### The problem:
Copy each line below in which the word "nearby" occurs.

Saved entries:
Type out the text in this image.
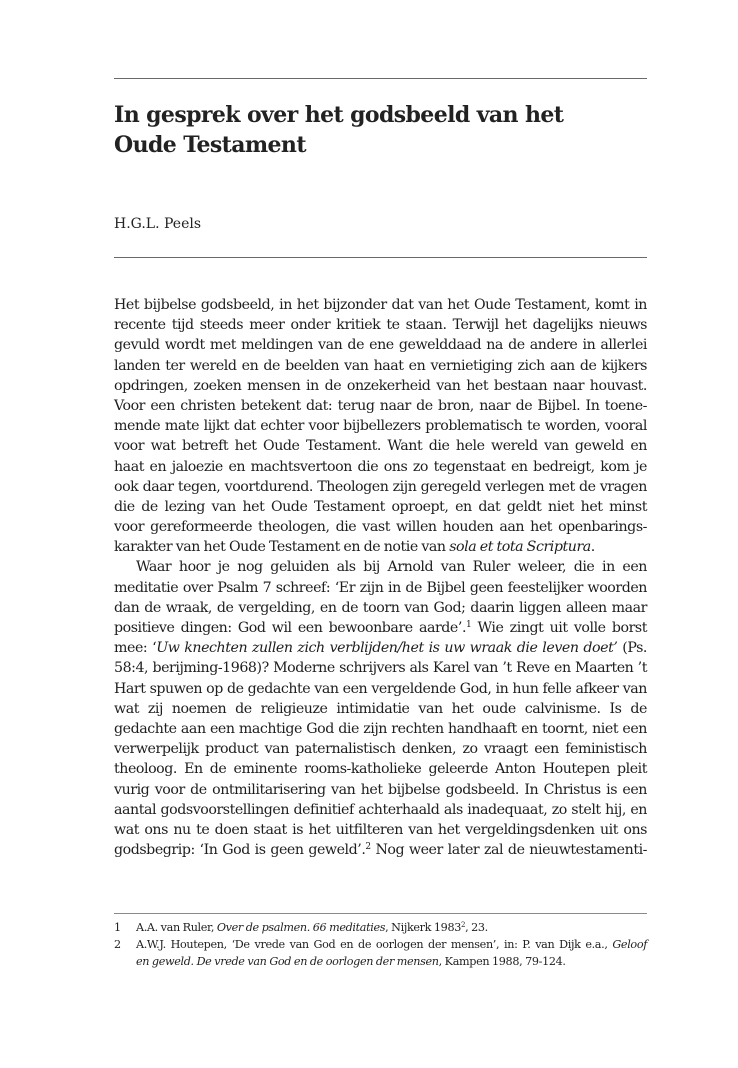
In gesprek over het godsbeeld van het
Oude Testament
H.G.L. Peels
Het bijbelse godsbeeld, in het bijzonder dat van het Oude Testament, komt in
recente tijd steeds meer onder kritiek te staan. Terwijl het dagelijks nieuws
gevuld wordt met meldingen van de ene gewelddaad na de andere in allerlei
landen ter wereld en de beelden van haat en vernietiging zich aan de kijkers
opdringen, zoeken mensen in de onzekerheid van het bestaan naar houvast.
Voor een christen betekent dat: terug naar de bron, naar de Bijbel. In toene-
mende mate lijkt dat echter voor bijbellezers problematisch te worden, vooral
voor wat betreft het Oude Testament. Want die hele wereld van geweld en
haat en jaloezie en machtsvertoon die ons zo tegenstaat en bedreigt, kom je
ook daar tegen, voortdurend. Theologen zijn geregeld verlegen met de vragen
die de lezing van het Oude Testament oproept, en dat geldt niet het minst
voor gereformeerde theologen, die vast willen houden aan het openbarings-
karakter van het Oude Testament en de notie van sola et tota Scriptura.
Waar hoor je nog geluiden als bij Arnold van Ruler weleer, die in een
meditatie over Psalm 7 schreef: ‘Er zijn in de Bijbel geen feestelijker woorden
dan de wraak, de vergelding, en de toorn van God; daarin liggen alleen maar
positieve dingen: God wil een bewoonbare aarde’.$^1$ Wie zingt uit volle borst
mee: ‘Uw knechten zullen zich verblijden/het is uw wraak die leven doet’ (Ps.
58:4, berijming-1968)? Moderne schrijvers als Karel van ’t Reve en Maarten ’t
Hart spuwen op de gedachte van een vergeldende God, in hun felle afkeer van
wat zij noemen de religieuze intimidatie van het oude calvinisme. Is de
gedachte aan een machtige God die zijn rechten handhaaft en toornt, niet een
verwerpelijk product van paternalistisch denken, zo vraagt een feministisch
theoloog. En de eminente rooms-katholieke geleerde Anton Houtepen pleit
vurig voor de ontmilitarisering van het bijbelse godsbeeld. In Christus is een
aantal godsvoorstellingen definitief achterhaald als inadequaat, zo stelt hij, en
wat ons nu te doen staat is het uitfilteren van het vergeldingsdenken uit ons
godsbegrip: ‘In God is geen geweld’.$^2$ Nog weer later zal de nieuwtestamenti-
1 A.A. van Ruler, Over de psalmen. 66 meditaties, Nijkerk 1983$^2$, 23.
2 A.W.J. Houtepen, ‘De vrede van God en de oorlogen der mensen’, in: P. van Dijk e.a., Geloof
en geweld. De vrede van God en de oorlogen der mensen, Kampen 1988, 79-124.
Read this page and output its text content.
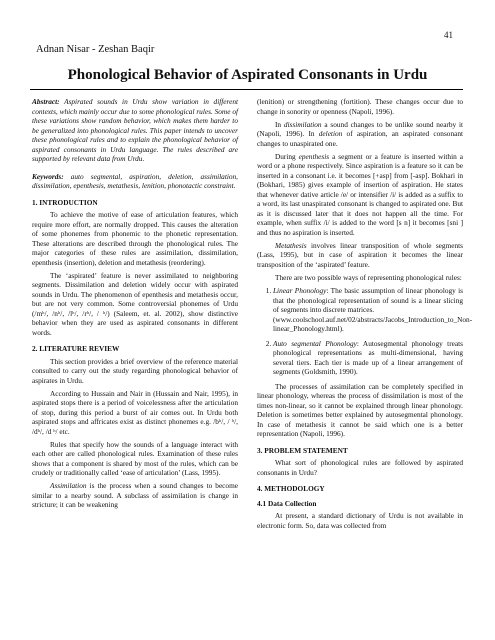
41
Adnan Nisar - Zeshan Baqir
Phonological Behavior of Aspirated Consonants in Urdu

Abstract: Aspirated sounds in Urdu show variation in different contexts, which mainly occur due to some phonological rules. Some of these variations show random behavior, which makes them harder to be generalized into phonological rules. This paper intends to uncover these phonological rules and to explain the phonological behavior of aspirated consonants in Urdu language. The rules described are supported by relevant data from Urdu.

Keywords: auto segmental, aspiration, deletion, assimilation, dissimilation, epenthesis, metathesis, lenition, phonotactic constraint.

1. INTRODUCTION

To achieve the motive of ease of articulation features, which require more effort, are normally dropped. This causes the alteration of some phonemes from phonemic to the phonetic representation. These alterations are described through the phonological rules. The major categories of these rules are assimilation, dissimilation, epenthesis (insertion), deletion and metathesis (reordering).

The ‘aspirated’ feature is never assimilated to neighboring segments. Dissimilation and deletion widely occur with aspirated sounds in Urdu. The phenomenon of epenthesis and metathesis occur, but are not very common. Some controversial phonemes of Urdu (/mʰ/, /nʰ/, /lʰ/, /rʰ/, / ʰ/) (Saleem, et. al. 2002), show distinctive behavior when they are used as aspirated consonants in different words.

2. LITERATURE REVIEW

This section provides a brief overview of the reference material consulted to carry out the study regarding phonological behavior of aspirates in Urdu.

According to Hussain and Nair in (Hussain and Nair, 1995), in aspirated stops there is a period of voicelessness after the articulation of stop, during this period a burst of air comes out. In Urdu both aspirated stops and affricates exist as distinct phonemes e.g. /bʰ/, / ʰ/, /dʰ/, /d ʰ/ etc.

Rules that specify how the sounds of a language interact with each other are called phonological rules. Examination of these rules shows that a component is shared by most of the rules, which can be crudely or traditionally called ‘ease of articulation’ (Lass, 1995).

Assimilation is the process when a sound changes to become similar to a nearby sound. A subclass of assimilation is change in stricture; it can be weakening

(lenition) or strengthening (fortition). These changes occur due to change in sonority or openness (Napoli, 1996).

In dissimilation a sound changes to be unlike sound nearby it (Napoli, 1996). In deletion of aspiration, an aspirated consonant changes to unaspirated one.

During epenthesis a segment or a feature is inserted within a word or a phone respectively. Since aspiration is a feature so it can be inserted in a consonant i.e. it becomes [+asp] from [-asp]. Bokhari in (Bokhari, 1985) gives example of insertion of aspiration. He states that whenever dative article /e/ or intensifier /i/ is added as a suffix to a word, its last unaspirated consonant is changed to aspirated one. But as it is discussed later that it does not happen all the time. For example, when suffix /i/ is added to the word [s n] it becomes [sni ] and thus no aspiration is inserted.

Metathesis involves linear transposition of whole segments (Lass, 1995), but in case of aspiration it becomes the linear transposition of the ‘aspirated’ feature.

There are two possible ways of representing phonological rules:

1. Linear Phonology: The basic assumption of linear phonology is that the phonological representation of sound is a linear slicing of segments into discrete matrices.
(www.coolschool.auf.net/02/abstracts/Jacobs_Introduction_to_Non-linear_Phonology.html).
2. Auto segmental Phonology: Autosegmental phonology treats phonological representations as multi-dimensional, having several tiers. Each tier is made up of a linear arrangement of segments (Goldsmith, 1990).

The processes of assimilation can be completely specified in linear phonology, whereas the process of dissimilation is most of the times non-linear, so it cannot be explained through linear phonology. Deletion is sometimes better explained by autosegmental phonology. In case of metathesis it cannot be said which one is a better representation (Napoli, 1996).

3. PROBLEM STATEMENT

What sort of phonological rules are followed by aspirated consonants in Urdu?

4. METHODOLOGY
4.1 Data Collection

At present, a standard dictionary of Urdu is not available in electronic form. So, data was collected from
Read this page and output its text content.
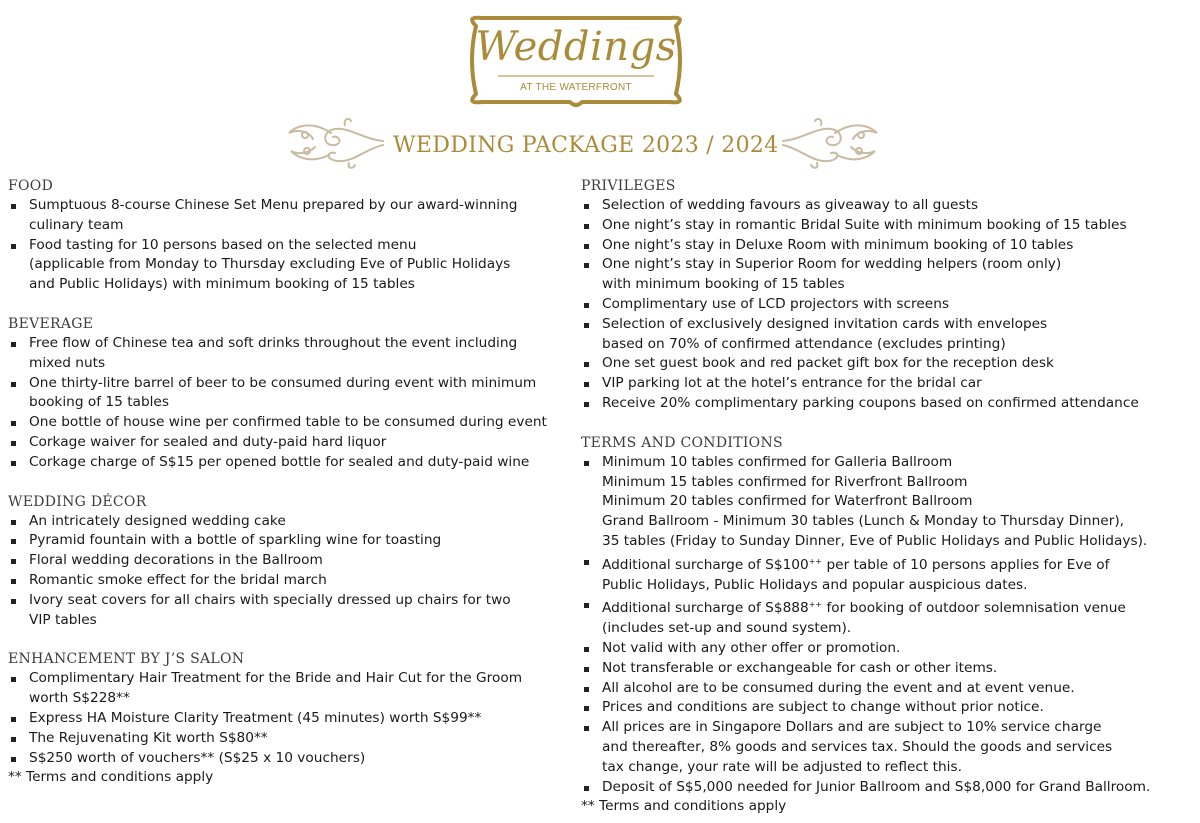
Weddings
AT THE WATERFRONT
WEDDING PACKAGE 2023 / 2024
FOOD
Sumptuous 8-course Chinese Set Menu prepared by our award-winning
culinary team
Food tasting for 10 persons based on the selected menu
(applicable from Monday to Thursday excluding Eve of Public Holidays
and Public Holidays) with minimum booking of 15 tables
BEVERAGE
Free flow of Chinese tea and soft drinks throughout the event including
mixed nuts
One thirty-litre barrel of beer to be consumed during event with minimum
booking of 15 tables
One bottle of house wine per confirmed table to be consumed during event
Corkage waiver for sealed and duty-paid hard liquor
Corkage charge of S$15 per opened bottle for sealed and duty-paid wine
WEDDING DÉCOR
An intricately designed wedding cake
Pyramid fountain with a bottle of sparkling wine for toasting
Floral wedding decorations in the Ballroom
Romantic smoke effect for the bridal march
Ivory seat covers for all chairs with specially dressed up chairs for two
VIP tables
ENHANCEMENT BY J’S SALON
Complimentary Hair Treatment for the Bride and Hair Cut for the Groom
worth S$228**
Express HA Moisture Clarity Treatment (45 minutes) worth S$99**
The Rejuvenating Kit worth S$80**
S$250 worth of vouchers** (S$25 x 10 vouchers)
** Terms and conditions apply
PRIVILEGES
Selection of wedding favours as giveaway to all guests
One night’s stay in romantic Bridal Suite with minimum booking of 15 tables
One night’s stay in Deluxe Room with minimum booking of 10 tables
One night’s stay in Superior Room for wedding helpers (room only)
with minimum booking of 15 tables
Complimentary use of LCD projectors with screens
Selection of exclusively designed invitation cards with envelopes
based on 70% of confirmed attendance (excludes printing)
One set guest book and red packet gift box for the reception desk
VIP parking lot at the hotel’s entrance for the bridal car
Receive 20% complimentary parking coupons based on confirmed attendance
TERMS AND CONDITIONS
Minimum 10 tables confirmed for Galleria Ballroom
Minimum 15 tables confirmed for Riverfront Ballroom
Minimum 20 tables confirmed for Waterfront Ballroom
Grand Ballroom - Minimum 30 tables (Lunch & Monday to Thursday Dinner),
35 tables (Friday to Sunday Dinner, Eve of Public Holidays and Public Holidays).
Additional surcharge of S$100++ per table of 10 persons applies for Eve of
Public Holidays, Public Holidays and popular auspicious dates.
Additional surcharge of S$888++ for booking of outdoor solemnisation venue
(includes set-up and sound system).
Not valid with any other offer or promotion.
Not transferable or exchangeable for cash or other items.
All alcohol are to be consumed during the event and at event venue.
Prices and conditions are subject to change without prior notice.
All prices are in Singapore Dollars and are subject to 10% service charge
and thereafter, 8% goods and services tax. Should the goods and services
tax change, your rate will be adjusted to reflect this.
Deposit of S$5,000 needed for Junior Ballroom and S$8,000 for Grand Ballroom.
** Terms and conditions apply
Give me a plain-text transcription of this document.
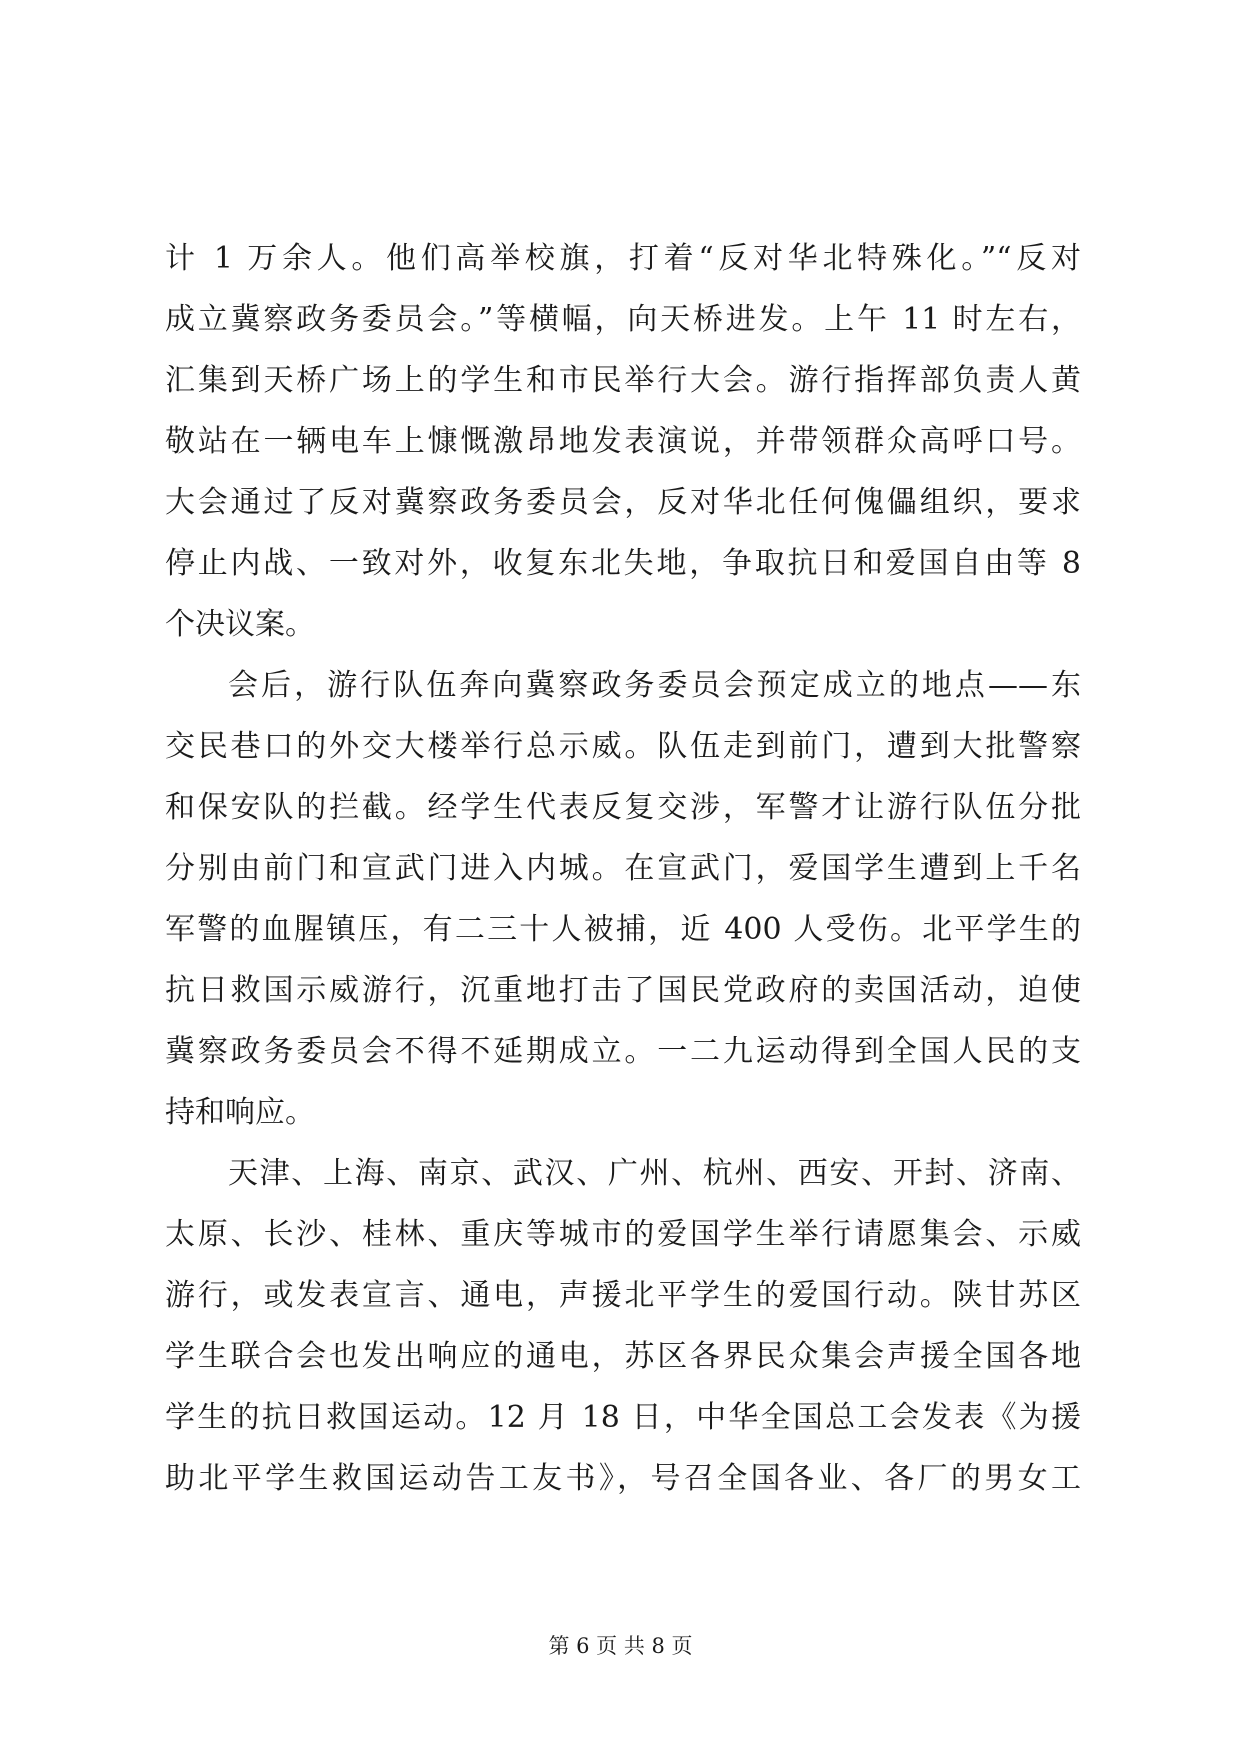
计 1 万余人。他们高举校旗，打着“反对华北特殊化。”“反对
成立冀察政务委员会。”等横幅，向天桥进发。上午 11 时左右，
汇集到天桥广场上的学生和市民举行大会。游行指挥部负责人黄
敬站在一辆电车上慷慨激昂地发表演说，并带领群众高呼口号。
大会通过了反对冀察政务委员会，反对华北任何傀儡组织，要求
停止内战、一致对外，收复东北失地，争取抗日和爱国自由等 8
个决议案。
会后，游行队伍奔向冀察政务委员会预定成立的地点——东
交民巷口的外交大楼举行总示威。队伍走到前门，遭到大批警察
和保安队的拦截。经学生代表反复交涉，军警才让游行队伍分批
分别由前门和宣武门进入内城。在宣武门，爱国学生遭到上千名
军警的血腥镇压，有二三十人被捕，近 400 人受伤。北平学生的
抗日救国示威游行，沉重地打击了国民党政府的卖国活动，迫使
冀察政务委员会不得不延期成立。一二九运动得到全国人民的支
持和响应。
天津、上海、南京、武汉、广州、杭州、西安、开封、济南、
太原、长沙、桂林、重庆等城市的爱国学生举行请愿集会、示威
游行，或发表宣言、通电，声援北平学生的爱国行动。陕甘苏区
学生联合会也发出响应的通电，苏区各界民众集会声援全国各地
学生的抗日救国运动。12 月 18 日，中华全国总工会发表《为援
助北平学生救国运动告工友书》，号召全国各业、各厂的男女工
第 6 页 共 8 页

### Task response:
Assimilation is the process when a sound changes to become similar to a nearby sound. A subclass of assimilation is change in stricture; it can be weakening
In dissimilation a sound changes to be unlike sound nearby it (Napoli, 1996). In deletion of aspiration, an aspirated consonant changes to unaspirated one.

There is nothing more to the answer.